Stored records ::
• • • • •

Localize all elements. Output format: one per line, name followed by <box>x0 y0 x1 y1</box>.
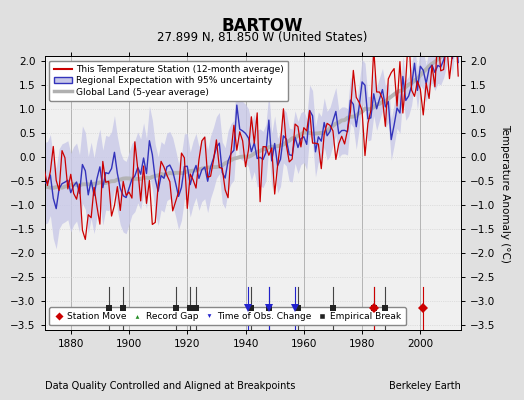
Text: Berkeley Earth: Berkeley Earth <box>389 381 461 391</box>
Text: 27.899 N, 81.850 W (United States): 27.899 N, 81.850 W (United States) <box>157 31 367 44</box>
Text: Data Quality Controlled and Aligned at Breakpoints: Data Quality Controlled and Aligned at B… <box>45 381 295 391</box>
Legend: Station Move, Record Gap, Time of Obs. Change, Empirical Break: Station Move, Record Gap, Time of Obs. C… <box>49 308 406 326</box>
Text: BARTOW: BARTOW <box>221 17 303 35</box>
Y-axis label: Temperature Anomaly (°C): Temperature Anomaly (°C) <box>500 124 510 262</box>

• • • • •

Directions :: Copy the data above, putting "Locate" in place of "Localize" and keeping everything else the same. Leave out the pictures.

Final answer ::
Locate all elements. Output format: one per line, name followed by <box>x0 y0 x1 y1</box>.
Text: Berkeley Earth: Berkeley Earth <box>389 381 461 391</box>
Text: 27.899 N, 81.850 W (United States): 27.899 N, 81.850 W (United States) <box>157 31 367 44</box>
Text: Data Quality Controlled and Aligned at Breakpoints: Data Quality Controlled and Aligned at B… <box>45 381 295 391</box>
Legend: Station Move, Record Gap, Time of Obs. Change, Empirical Break: Station Move, Record Gap, Time of Obs. C… <box>49 308 406 326</box>
Text: BARTOW: BARTOW <box>221 17 303 35</box>
Y-axis label: Temperature Anomaly (°C): Temperature Anomaly (°C) <box>500 124 510 262</box>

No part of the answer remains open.